[The exercise]
Pull out all lines from the listing below in which the word "this" appears.

[Task inputs]

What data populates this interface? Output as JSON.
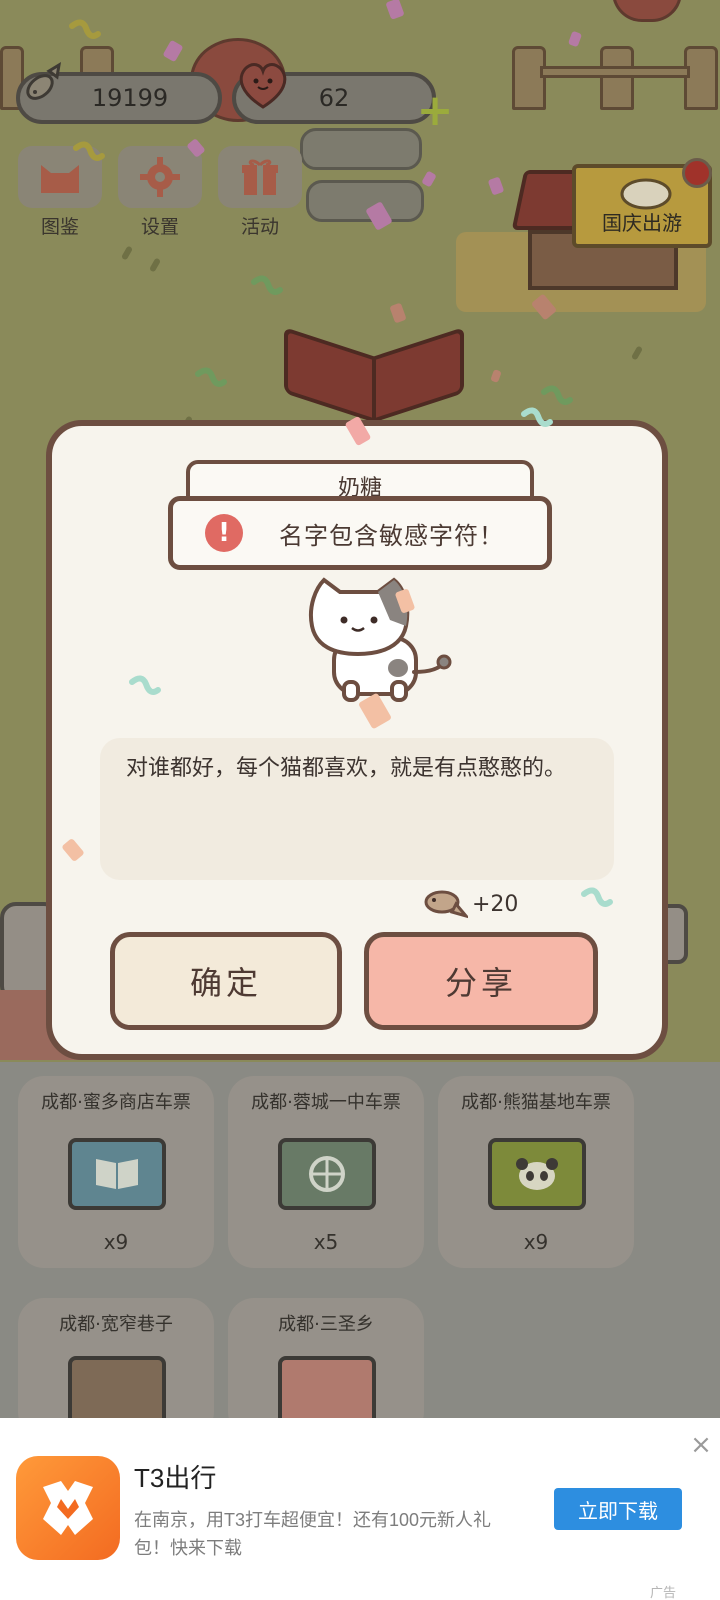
{
  "hud": {
    "fish_count": "19199",
    "heart_count": "62",
    "plus_label": "+"
  },
  "menu": [
    {
      "label": "图鉴",
      "icon": "cat-face-icon"
    },
    {
      "label": "设置",
      "icon": "gear-icon"
    },
    {
      "label": "活动",
      "icon": "gift-icon"
    }
  ],
  "event": {
    "label": "国庆出游"
  },
  "dialog": {
    "cat_name": "奶糖",
    "toast_icon": "!",
    "toast_message": "名字包含敏感字符！",
    "description": "对谁都好，每个猫都喜欢，就是有点憨憨的。",
    "reward": "+20",
    "confirm_label": "确定",
    "share_label": "分享"
  },
  "tickets": [
    {
      "name": "成都·蜜多商店车票",
      "count": "x9",
      "icon": "book-icon",
      "color": "#5f8590"
    },
    {
      "name": "成都·蓉城一中车票",
      "count": "x5",
      "icon": "basketball-icon",
      "color": "#687a66"
    },
    {
      "name": "成都·熊猫基地车票",
      "count": "x9",
      "icon": "panda-icon",
      "color": "#7d8a3a"
    },
    {
      "name": "成都·宽窄巷子",
      "count": "",
      "icon": "gate-icon",
      "color": "#7e6a56"
    },
    {
      "name": "成都·三圣乡",
      "count": "",
      "icon": "flower-icon",
      "color": "#b07a6e"
    }
  ],
  "ad": {
    "app_name": "T3出行",
    "description": "在南京，用T3打车超便宜！还有100元新人礼包！快来下载",
    "button_label": "立即下载",
    "close": "×",
    "tag": "广告"
  },
  "colors": {
    "dialog_border": "#6d4e41",
    "confirm_bg": "#f3ead9",
    "share_bg": "#f6b7a8",
    "toast_icon": "#e06a63",
    "ad_button": "#2d8ee0"
  }
}
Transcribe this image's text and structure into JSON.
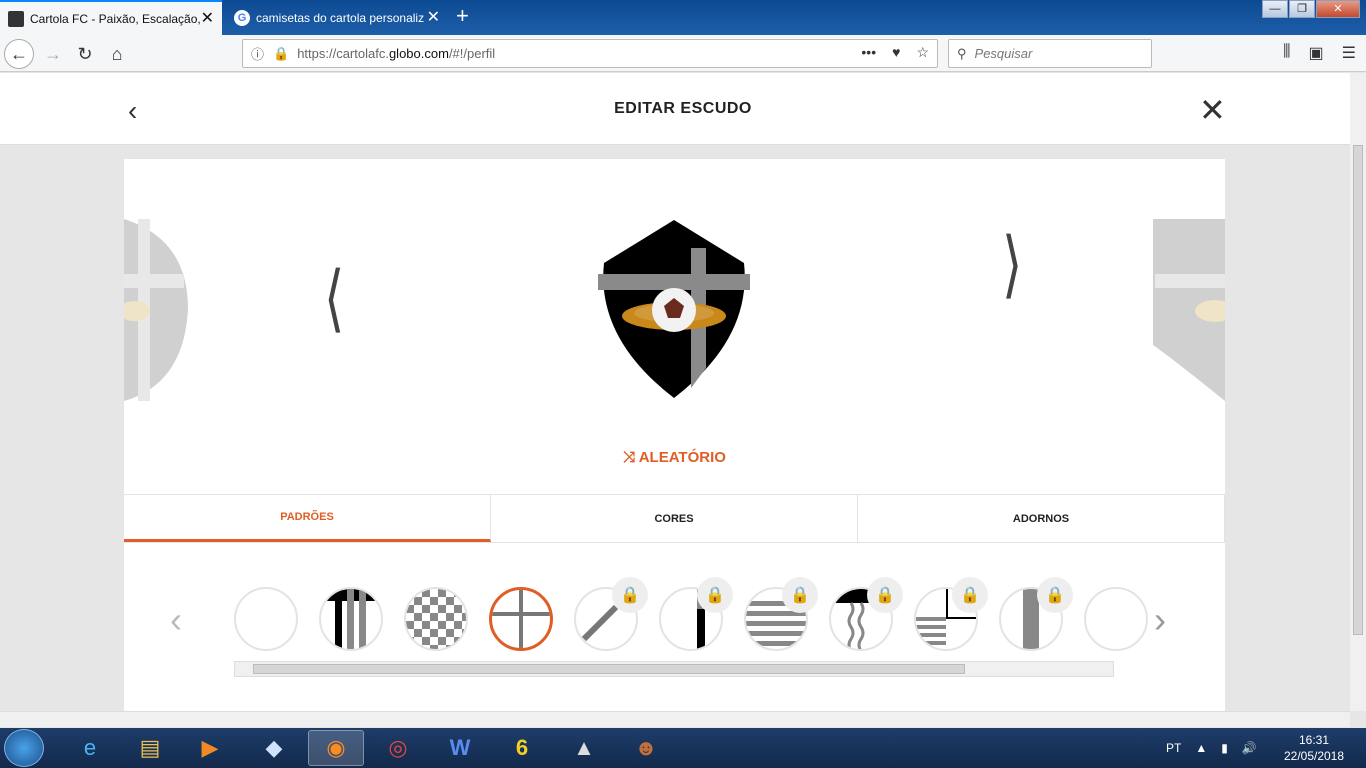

[Complete response]
What data populates this interface? Output as JSON.
Transcribe this image's text and structure into JSON.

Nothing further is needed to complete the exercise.